◆ PASSAGE
--- Begin ---
Clearly it's a broken family issue yet needed to be resolved else she'll be living the same life her mother led.
They boy took stand as in the beginning his parents were making an issue of different caste but now they have accepted her whole heartily as already considering her as their DIL. The guy can only make his parents agree on her but how can do further, the guy said I'll wait no matter what but parents pressure for early marriage is there.
Yes, already broken. Her dad even said I spent *** lacs on you for your higher studies , I mean parents don't say so.
She's afraid that how will his dad turn out what if he left the home then what will happen ?
Maybe just get the guy's family and the girl's family to sit down and discuss amongst each other. The dad might be creating a scene at home but maybe if he gets to know the guy's side of the family, his attitude will change. To be honest, the dad has more control in the household it seems.. I'm actually kind of surprised he allowed his daughter to practice Sunni but is now wanting her to get married to a Shia... this makes no sense to me. Is there an older adult, maybe a father figure to him, who can sumjaa him? That's honestly the only way, as I don't think running away with the guy or anything like that is appropriate. I think the mother has some resentment from her past and being lied to, and this has caused tensions in their marriage, which is now affecting their daughter's future marriage. She should help her parents resolve their own differences. Her mom can't change the fact that her husband is a Shia, so she needs to let that go now. It's been I'm guessing more than 30 years into their marriage, as their son is 30? So if they are still together... they need to sit down and resolve their problems for the sake of their daughter's future happiness. Once her parents are on the same side, only then can they mutually discuss her wedding.
Also, from the post, it seems like the girl resents her father for being Shia. But to be honest, it doesn't change the fact that he is still her father and she needs to respect him for that. Sometimes kids and parents don't share the same beliefs in some aspects of the faith, and there's nothing you can really do. Her mom decided on her own to stick through with this marriage, and have kids out of it. So she needs to be loyal now to her husband, despite their sect differences and worry about ensuring a good future for their kids.
--- End ---
◆ SHORT EXERCISE 1
Repeat the rows word for word, from the first row through the one containing "header-divider — [0, 59, 960, 62]", including both ends.

Annotated element listings:
--- Begin ---
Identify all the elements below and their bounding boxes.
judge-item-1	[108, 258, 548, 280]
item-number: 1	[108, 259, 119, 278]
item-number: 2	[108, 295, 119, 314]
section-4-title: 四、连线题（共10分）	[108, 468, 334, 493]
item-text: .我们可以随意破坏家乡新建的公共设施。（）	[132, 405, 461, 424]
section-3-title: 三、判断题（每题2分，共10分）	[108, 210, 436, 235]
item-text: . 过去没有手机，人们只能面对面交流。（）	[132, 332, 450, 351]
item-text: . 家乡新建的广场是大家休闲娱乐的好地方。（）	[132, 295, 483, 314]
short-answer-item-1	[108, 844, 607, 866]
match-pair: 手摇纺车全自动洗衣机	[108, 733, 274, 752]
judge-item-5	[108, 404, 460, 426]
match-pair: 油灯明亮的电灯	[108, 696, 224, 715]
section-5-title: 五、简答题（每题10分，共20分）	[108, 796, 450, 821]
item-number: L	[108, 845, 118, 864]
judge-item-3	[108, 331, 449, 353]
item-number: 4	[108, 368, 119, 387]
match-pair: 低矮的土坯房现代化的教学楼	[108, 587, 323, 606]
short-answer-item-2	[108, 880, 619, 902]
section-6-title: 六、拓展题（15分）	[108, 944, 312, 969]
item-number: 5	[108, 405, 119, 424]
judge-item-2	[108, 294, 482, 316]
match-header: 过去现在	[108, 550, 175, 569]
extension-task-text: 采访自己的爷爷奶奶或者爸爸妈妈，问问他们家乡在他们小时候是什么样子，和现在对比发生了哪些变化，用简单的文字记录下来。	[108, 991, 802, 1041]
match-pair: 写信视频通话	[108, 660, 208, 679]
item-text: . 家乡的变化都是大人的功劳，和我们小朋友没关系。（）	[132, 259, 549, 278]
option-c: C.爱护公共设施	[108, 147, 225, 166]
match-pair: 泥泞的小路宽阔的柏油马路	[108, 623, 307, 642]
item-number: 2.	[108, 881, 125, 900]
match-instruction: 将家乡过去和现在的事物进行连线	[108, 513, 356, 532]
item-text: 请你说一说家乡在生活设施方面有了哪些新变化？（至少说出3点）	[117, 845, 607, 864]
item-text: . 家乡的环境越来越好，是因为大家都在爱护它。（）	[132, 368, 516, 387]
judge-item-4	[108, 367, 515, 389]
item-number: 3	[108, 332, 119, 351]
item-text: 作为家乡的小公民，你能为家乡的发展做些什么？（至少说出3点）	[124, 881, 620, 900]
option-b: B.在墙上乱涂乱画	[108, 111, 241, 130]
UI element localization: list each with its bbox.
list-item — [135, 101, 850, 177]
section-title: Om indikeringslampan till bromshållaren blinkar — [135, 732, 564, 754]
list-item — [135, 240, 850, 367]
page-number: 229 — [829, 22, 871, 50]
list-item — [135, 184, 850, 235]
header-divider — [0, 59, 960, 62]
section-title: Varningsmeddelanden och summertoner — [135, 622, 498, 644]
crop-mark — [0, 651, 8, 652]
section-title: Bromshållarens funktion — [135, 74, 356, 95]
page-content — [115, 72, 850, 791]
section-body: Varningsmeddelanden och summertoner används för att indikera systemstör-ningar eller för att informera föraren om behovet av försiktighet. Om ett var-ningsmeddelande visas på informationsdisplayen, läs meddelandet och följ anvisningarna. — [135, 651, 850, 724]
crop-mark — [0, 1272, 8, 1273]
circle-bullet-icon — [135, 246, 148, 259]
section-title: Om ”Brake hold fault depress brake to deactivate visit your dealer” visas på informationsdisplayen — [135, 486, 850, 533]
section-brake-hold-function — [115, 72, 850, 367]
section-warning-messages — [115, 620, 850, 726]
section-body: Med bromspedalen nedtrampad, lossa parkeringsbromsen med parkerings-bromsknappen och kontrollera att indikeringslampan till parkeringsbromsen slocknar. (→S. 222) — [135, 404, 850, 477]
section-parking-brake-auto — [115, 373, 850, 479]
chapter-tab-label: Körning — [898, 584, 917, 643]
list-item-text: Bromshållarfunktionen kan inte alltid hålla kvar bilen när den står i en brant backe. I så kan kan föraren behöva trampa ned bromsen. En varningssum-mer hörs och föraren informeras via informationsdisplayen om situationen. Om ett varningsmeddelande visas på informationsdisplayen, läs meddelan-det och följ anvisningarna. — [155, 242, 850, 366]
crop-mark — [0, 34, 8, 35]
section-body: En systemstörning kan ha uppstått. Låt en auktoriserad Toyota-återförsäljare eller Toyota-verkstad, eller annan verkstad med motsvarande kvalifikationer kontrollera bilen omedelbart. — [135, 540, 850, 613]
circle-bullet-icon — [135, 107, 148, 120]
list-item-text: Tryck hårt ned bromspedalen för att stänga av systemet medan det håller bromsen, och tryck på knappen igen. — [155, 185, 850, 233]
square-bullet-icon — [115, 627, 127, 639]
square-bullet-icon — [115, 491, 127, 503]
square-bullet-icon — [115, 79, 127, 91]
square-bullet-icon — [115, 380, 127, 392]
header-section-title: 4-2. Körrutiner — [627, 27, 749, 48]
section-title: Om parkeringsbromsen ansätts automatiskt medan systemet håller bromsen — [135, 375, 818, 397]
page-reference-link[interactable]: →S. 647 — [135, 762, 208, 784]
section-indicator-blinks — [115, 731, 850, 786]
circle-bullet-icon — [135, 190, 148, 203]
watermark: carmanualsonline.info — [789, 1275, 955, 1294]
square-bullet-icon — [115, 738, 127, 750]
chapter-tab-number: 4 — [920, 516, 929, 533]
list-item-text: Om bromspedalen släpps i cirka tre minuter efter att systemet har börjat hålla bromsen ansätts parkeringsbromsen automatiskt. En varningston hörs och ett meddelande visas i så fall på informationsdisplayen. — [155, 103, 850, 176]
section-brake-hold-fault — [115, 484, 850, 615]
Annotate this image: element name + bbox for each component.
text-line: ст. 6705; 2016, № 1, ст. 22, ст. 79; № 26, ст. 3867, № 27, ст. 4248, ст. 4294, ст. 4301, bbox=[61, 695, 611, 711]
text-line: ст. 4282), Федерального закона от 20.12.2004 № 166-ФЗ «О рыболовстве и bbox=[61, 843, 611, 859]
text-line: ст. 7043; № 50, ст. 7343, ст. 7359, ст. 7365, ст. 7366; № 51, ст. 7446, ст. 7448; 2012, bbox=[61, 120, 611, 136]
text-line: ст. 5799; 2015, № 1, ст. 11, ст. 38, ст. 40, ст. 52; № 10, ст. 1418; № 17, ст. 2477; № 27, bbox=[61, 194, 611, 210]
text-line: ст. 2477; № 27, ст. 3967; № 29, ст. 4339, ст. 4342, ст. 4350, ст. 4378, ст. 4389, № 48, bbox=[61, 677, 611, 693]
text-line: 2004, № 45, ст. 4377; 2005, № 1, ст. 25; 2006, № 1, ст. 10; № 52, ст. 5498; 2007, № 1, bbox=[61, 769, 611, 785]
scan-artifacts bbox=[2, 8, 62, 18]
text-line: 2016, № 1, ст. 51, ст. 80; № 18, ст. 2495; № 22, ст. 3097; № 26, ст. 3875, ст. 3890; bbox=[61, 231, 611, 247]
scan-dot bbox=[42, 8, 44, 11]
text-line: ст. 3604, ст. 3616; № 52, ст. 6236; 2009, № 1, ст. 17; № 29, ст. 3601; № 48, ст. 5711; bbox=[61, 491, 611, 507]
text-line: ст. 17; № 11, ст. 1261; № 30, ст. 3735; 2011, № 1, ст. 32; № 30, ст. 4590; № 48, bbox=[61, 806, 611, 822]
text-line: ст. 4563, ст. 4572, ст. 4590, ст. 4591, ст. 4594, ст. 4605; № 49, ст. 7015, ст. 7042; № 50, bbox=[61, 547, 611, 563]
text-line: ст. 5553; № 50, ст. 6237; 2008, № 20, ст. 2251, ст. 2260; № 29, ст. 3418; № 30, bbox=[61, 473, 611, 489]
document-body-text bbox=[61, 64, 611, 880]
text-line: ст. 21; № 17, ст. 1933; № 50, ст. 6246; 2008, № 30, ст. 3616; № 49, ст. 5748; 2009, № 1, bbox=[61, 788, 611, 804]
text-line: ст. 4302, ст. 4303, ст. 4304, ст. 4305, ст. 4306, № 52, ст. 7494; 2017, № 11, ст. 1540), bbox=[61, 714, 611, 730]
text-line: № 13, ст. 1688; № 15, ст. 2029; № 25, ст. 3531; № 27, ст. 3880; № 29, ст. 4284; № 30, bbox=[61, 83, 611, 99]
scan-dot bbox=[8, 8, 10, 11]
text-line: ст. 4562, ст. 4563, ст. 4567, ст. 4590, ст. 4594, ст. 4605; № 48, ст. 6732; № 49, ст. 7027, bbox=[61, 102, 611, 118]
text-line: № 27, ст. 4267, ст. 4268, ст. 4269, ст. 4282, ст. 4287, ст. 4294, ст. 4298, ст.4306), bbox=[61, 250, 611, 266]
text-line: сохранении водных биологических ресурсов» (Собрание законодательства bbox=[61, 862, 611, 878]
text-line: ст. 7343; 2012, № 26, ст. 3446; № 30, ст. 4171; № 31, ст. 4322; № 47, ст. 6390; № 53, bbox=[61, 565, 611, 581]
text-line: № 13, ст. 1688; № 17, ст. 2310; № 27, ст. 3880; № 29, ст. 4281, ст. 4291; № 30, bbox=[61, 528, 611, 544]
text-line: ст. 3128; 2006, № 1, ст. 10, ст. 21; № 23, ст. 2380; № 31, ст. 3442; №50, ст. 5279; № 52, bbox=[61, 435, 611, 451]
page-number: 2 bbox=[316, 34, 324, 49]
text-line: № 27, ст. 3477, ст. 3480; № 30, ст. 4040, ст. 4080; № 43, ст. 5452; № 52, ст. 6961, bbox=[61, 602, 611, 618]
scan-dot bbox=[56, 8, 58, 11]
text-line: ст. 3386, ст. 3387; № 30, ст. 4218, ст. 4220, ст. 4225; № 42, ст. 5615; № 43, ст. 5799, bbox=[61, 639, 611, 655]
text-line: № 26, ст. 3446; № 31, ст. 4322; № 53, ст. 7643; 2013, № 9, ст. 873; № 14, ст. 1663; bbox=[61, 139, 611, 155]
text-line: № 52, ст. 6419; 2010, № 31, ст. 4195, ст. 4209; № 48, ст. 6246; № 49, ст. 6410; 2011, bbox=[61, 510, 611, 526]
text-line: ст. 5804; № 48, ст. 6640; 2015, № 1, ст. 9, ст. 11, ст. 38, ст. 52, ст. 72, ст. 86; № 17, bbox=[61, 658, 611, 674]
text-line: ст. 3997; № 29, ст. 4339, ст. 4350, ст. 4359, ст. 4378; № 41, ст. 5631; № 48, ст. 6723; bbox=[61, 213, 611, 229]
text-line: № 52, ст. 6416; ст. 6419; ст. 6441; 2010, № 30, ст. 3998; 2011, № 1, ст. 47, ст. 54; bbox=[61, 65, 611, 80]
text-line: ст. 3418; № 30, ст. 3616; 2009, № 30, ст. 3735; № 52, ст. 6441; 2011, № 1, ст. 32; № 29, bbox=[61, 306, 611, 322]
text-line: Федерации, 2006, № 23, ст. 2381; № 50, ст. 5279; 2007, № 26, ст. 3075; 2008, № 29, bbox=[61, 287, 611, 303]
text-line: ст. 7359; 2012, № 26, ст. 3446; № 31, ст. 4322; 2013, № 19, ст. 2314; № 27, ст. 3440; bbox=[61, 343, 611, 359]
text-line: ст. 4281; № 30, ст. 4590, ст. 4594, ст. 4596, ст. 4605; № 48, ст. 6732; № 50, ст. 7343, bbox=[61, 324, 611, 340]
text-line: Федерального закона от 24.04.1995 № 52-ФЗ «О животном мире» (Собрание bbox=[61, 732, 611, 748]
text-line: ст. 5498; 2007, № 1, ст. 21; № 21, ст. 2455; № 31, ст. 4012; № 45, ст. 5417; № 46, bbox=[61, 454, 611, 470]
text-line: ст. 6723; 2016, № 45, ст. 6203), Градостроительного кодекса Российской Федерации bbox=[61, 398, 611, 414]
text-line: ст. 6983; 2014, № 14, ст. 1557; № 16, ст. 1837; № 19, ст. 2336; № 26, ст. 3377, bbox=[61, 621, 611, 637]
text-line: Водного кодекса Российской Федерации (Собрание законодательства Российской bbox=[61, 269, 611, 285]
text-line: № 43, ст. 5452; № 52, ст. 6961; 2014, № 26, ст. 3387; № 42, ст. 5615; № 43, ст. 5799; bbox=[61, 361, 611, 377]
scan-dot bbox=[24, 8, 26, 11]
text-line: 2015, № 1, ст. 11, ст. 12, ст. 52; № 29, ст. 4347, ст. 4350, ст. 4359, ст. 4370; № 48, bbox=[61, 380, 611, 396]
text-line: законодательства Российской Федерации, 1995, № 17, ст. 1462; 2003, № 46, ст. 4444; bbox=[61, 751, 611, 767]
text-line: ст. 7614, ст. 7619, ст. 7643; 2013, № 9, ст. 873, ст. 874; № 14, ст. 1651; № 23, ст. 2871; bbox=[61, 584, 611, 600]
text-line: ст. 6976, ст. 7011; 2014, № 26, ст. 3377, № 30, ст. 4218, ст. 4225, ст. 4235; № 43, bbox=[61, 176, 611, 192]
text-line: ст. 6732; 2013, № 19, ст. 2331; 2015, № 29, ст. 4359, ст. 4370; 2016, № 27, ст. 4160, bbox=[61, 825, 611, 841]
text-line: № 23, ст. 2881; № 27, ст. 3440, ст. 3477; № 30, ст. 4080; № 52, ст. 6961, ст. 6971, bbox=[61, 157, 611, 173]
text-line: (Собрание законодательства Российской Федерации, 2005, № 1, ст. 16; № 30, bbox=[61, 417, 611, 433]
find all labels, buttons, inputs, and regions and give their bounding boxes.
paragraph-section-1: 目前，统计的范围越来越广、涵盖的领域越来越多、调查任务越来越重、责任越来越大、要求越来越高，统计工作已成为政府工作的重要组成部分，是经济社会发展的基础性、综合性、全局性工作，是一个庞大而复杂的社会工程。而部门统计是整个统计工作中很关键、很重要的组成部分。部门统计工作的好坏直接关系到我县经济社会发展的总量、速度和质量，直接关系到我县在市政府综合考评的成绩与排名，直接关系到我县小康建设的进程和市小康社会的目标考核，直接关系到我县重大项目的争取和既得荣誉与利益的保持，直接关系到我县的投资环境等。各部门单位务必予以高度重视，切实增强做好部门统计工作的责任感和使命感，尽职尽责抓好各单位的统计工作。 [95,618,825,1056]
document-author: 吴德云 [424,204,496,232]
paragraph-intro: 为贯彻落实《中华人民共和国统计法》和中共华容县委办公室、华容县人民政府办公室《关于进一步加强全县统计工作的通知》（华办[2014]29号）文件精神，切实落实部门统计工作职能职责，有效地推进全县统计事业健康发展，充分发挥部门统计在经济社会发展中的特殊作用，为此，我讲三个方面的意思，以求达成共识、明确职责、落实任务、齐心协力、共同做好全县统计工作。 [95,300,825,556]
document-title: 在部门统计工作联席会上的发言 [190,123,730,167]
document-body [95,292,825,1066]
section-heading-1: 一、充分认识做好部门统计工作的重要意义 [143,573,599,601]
--- End ---
◆ SHORT EXERCISE 2
Quote, unchanged, the part of the comments on the family marriage dispute that opens with the words "Also, from the" and closes with "for their kids.".

◆ EXPECTED ANSWER 1
Identify all the elements below and their bounding boxes.
judge-item-1	[108, 258, 548, 280]
item-number: 1	[108, 259, 119, 278]
item-number: 2	[108, 295, 119, 314]
section-4-title: 四、连线题（共10分）	[108, 468, 334, 493]
item-text: .我们可以随意破坏家乡新建的公共设施。（）	[132, 405, 461, 424]
section-3-title: 三、判断题（每题2分，共10分）	[108, 210, 436, 235]
item-text: . 过去没有手机，人们只能面对面交流。（）	[132, 332, 450, 351]
item-text: . 家乡新建的广场是大家休闲娱乐的好地方。（）	[132, 295, 483, 314]
short-answer-item-1	[108, 844, 607, 866]
match-pair: 手摇纺车全自动洗衣机	[108, 733, 274, 752]
judge-item-5	[108, 404, 460, 426]
match-pair: 油灯明亮的电灯	[108, 696, 224, 715]
section-5-title: 五、简答题（每题10分，共20分）	[108, 796, 450, 821]
item-number: L	[108, 845, 118, 864]
judge-item-3	[108, 331, 449, 353]
item-number: 4	[108, 368, 119, 387]
match-pair: 低矮的土坯房现代化的教学楼	[108, 587, 323, 606]
short-answer-item-2	[108, 880, 619, 902]
section-6-title: 六、拓展题（15分）	[108, 944, 312, 969]
item-number: 5	[108, 405, 119, 424]
judge-item-2	[108, 294, 482, 316]
match-header: 过去现在	[108, 550, 175, 569]
extension-task-text: 采访自己的爷爷奶奶或者爸爸妈妈，问问他们家乡在他们小时候是什么样子，和现在对比发生了哪些变化，用简单的文字记录下来。	[108, 991, 802, 1041]
match-pair: 写信视频通话	[108, 660, 208, 679]
item-text: . 家乡的变化都是大人的功劳，和我们小朋友没关系。（）	[132, 259, 549, 278]
option-c: C.爱护公共设施	[108, 147, 225, 166]
match-pair: 泥泞的小路宽阔的柏油马路	[108, 623, 307, 642]
item-number: 2.	[108, 881, 125, 900]
match-instruction: 将家乡过去和现在的事物进行连线	[108, 513, 356, 532]
item-text: 请你说一说家乡在生活设施方面有了哪些新变化？（至少说出3点）	[117, 845, 607, 864]
item-text: . 家乡的环境越来越好，是因为大家都在爱护它。（）	[132, 368, 516, 387]
judge-item-4	[108, 367, 515, 389]
item-number: 3	[108, 332, 119, 351]
item-text: 作为家乡的小公民，你能为家乡的发展做些什么？（至少说出3点）	[124, 881, 620, 900]
option-b: B.在墙上乱涂乱画	[108, 111, 241, 130]
UI element localization: list each with its bbox.
list-item — [135, 101, 850, 177]
section-title: Om indikeringslampan till bromshållaren blinkar — [135, 732, 564, 754]
list-item — [135, 240, 850, 367]
page-number: 229 — [829, 22, 871, 50]
list-item — [135, 184, 850, 235]
header-divider — [0, 59, 960, 62]

◆ EXPECTED ANSWER 2
Also, from the post, it seems like the girl resents her father for being Shia. But to be honest, it doesn't change the fact that he is still her father and she needs to respect him for that. Sometimes kids and parents don't share the same beliefs in some aspects of the faith, and there's nothing you can really do. Her mom decided on her own to stick through with this marriage, and have kids out of it. So she needs to be loyal now to her husband, despite their sect differences and worry about ensuring a good future for their kids.